Output the data word for word, dropping every image.

-- MATERIAL --

========================

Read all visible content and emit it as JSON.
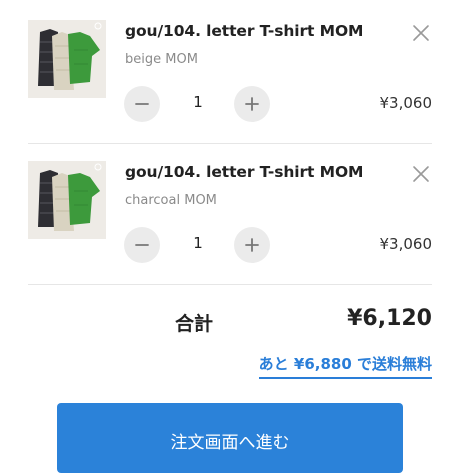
{
  "cart": {
    "items": [
      {
        "title": "gou/104. letter T-shirt MOM",
        "variant": "beige MOM",
        "quantity": "1",
        "price": "¥3,060",
        "image_icon": "product-thumbnail-tshirts"
      },
      {
        "title": "gou/104. letter T-shirt MOM",
        "variant": "charcoal MOM",
        "quantity": "1",
        "price": "¥3,060",
        "image_icon": "product-thumbnail-tshirts"
      }
    ],
    "remove_icon": "close-icon",
    "minus_icon": "minus-icon",
    "plus_icon": "plus-icon"
  },
  "summary": {
    "total_label": "合計",
    "total_amount": "¥6,120",
    "free_shipping_note": "あと ¥6,880 で送料無料"
  },
  "checkout": {
    "button_label": "注文画面へ進む"
  },
  "colors": {
    "accent_blue": "#2b82d9",
    "link_blue": "#2a7ed8",
    "button_gray": "#ebebeb",
    "shirt_green": "#3d9a3c",
    "shirt_charcoal": "#2e2e33",
    "shirt_beige": "#d9d3c1"
  }
}
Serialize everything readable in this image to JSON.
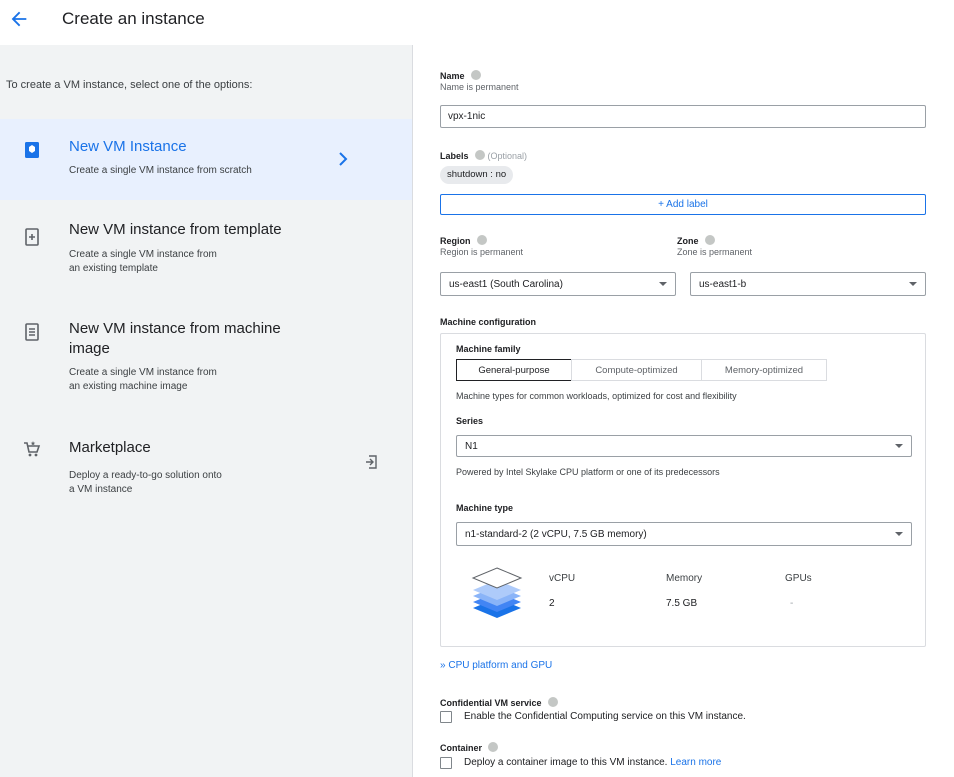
{
  "header": {
    "title": "Create an instance"
  },
  "left": {
    "intro": "To create a VM instance, select one of the options:",
    "options": [
      {
        "title": "New VM Instance",
        "desc": "Create a single VM instance from scratch"
      },
      {
        "title": "New VM instance from template",
        "desc": "Create a single VM instance from\nan existing template"
      },
      {
        "title": "New VM instance from machine\nimage",
        "desc": "Create a single VM instance from\nan existing machine image"
      },
      {
        "title": "Marketplace",
        "desc": "Deploy a ready-to-go solution onto\na VM instance"
      }
    ]
  },
  "form": {
    "name": {
      "label": "Name",
      "hint": "Name is permanent",
      "value": "vpx-1nic"
    },
    "labels": {
      "label": "Labels",
      "optional": "(Optional)",
      "chip": "shutdown : no",
      "add_label": "+ Add label"
    },
    "region": {
      "label": "Region",
      "hint": "Region is permanent",
      "value": "us-east1 (South Carolina)"
    },
    "zone": {
      "label": "Zone",
      "hint": "Zone is permanent",
      "value": "us-east1-b"
    },
    "machine_configuration": {
      "heading": "Machine configuration",
      "family_label": "Machine family",
      "family_tabs": [
        "General-purpose",
        "Compute-optimized",
        "Memory-optimized"
      ],
      "family_desc": "Machine types for common workloads, optimized for cost and flexibility",
      "series_label": "Series",
      "series_value": "N1",
      "series_desc": "Powered by Intel Skylake CPU platform or one of its predecessors",
      "type_label": "Machine type",
      "type_value": "n1-standard-2 (2 vCPU, 7.5 GB memory)",
      "specs": {
        "vcpu_label": "vCPU",
        "vcpu_value": "2",
        "memory_label": "Memory",
        "memory_value": "7.5 GB",
        "gpus_label": "GPUs",
        "gpus_value": "-"
      }
    },
    "cpu_platform_link": "CPU platform and GPU",
    "confidential": {
      "label": "Confidential VM service",
      "check": "Enable the Confidential Computing service on this VM instance."
    },
    "container": {
      "label": "Container",
      "check": "Deploy a container image to this VM instance.",
      "learn_more": "Learn more"
    }
  },
  "colors": {
    "accent": "#1a73e8",
    "selected_bg": "#e8f0fe",
    "panel_bg": "#f1f3f4"
  }
}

========================

-- WRITTEN REPLY --
Read all visible content and emit it as JSON.
{
  "cart": {
    "items": [
      {
        "title": "gou/104. letter T-shirt MOM",
        "variant": "beige MOM",
        "quantity": "1",
        "price": "¥3,060",
        "image_icon": "product-thumbnail-tshirts"
      },
      {
        "title": "gou/104. letter T-shirt MOM",
        "variant": "charcoal MOM",
        "quantity": "1",
        "price": "¥3,060",
        "image_icon": "product-thumbnail-tshirts"
      }
    ],
    "remove_icon": "close-icon",
    "minus_icon": "minus-icon",
    "plus_icon": "plus-icon"
  },
  "summary": {
    "total_label": "合計",
    "total_amount": "¥6,120",
    "free_shipping_note": "あと ¥6,880 で送料無料"
  },
  "checkout": {
    "button_label": "注文画面へ進む"
  },
  "colors": {
    "accent_blue": "#2b82d9",
    "link_blue": "#2a7ed8",
    "button_gray": "#ebebeb",
    "shirt_green": "#3d9a3c",
    "shirt_charcoal": "#2e2e33",
    "shirt_beige": "#d9d3c1"
  }
}
Serialize everything readable in this image to JSON.
{
  "header": {
    "title": "Create an instance"
  },
  "left": {
    "intro": "To create a VM instance, select one of the options:",
    "options": [
      {
        "title": "New VM Instance",
        "desc": "Create a single VM instance from scratch"
      },
      {
        "title": "New VM instance from template",
        "desc": "Create a single VM instance from\nan existing template"
      },
      {
        "title": "New VM instance from machine\nimage",
        "desc": "Create a single VM instance from\nan existing machine image"
      },
      {
        "title": "Marketplace",
        "desc": "Deploy a ready-to-go solution onto\na VM instance"
      }
    ]
  },
  "form": {
    "name": {
      "label": "Name",
      "hint": "Name is permanent",
      "value": "vpx-1nic"
    },
    "labels": {
      "label": "Labels",
      "optional": "(Optional)",
      "chip": "shutdown : no",
      "add_label": "+ Add label"
    },
    "region": {
      "label": "Region",
      "hint": "Region is permanent",
      "value": "us-east1 (South Carolina)"
    },
    "zone": {
      "label": "Zone",
      "hint": "Zone is permanent",
      "value": "us-east1-b"
    },
    "machine_configuration": {
      "heading": "Machine configuration",
      "family_label": "Machine family",
      "family_tabs": [
        "General-purpose",
        "Compute-optimized",
        "Memory-optimized"
      ],
      "family_desc": "Machine types for common workloads, optimized for cost and flexibility",
      "series_label": "Series",
      "series_value": "N1",
      "series_desc": "Powered by Intel Skylake CPU platform or one of its predecessors",
      "type_label": "Machine type",
      "type_value": "n1-standard-2 (2 vCPU, 7.5 GB memory)",
      "specs": {
        "vcpu_label": "vCPU",
        "vcpu_value": "2",
        "memory_label": "Memory",
        "memory_value": "7.5 GB",
        "gpus_label": "GPUs",
        "gpus_value": "-"
      }
    },
    "cpu_platform_link": "CPU platform and GPU",
    "confidential": {
      "label": "Confidential VM service",
      "check": "Enable the Confidential Computing service on this VM instance."
    },
    "container": {
      "label": "Container",
      "check": "Deploy a container image to this VM instance.",
      "learn_more": "Learn more"
    }
  },
  "colors": {
    "accent": "#1a73e8",
    "selected_bg": "#e8f0fe",
    "panel_bg": "#f1f3f4"
  }
}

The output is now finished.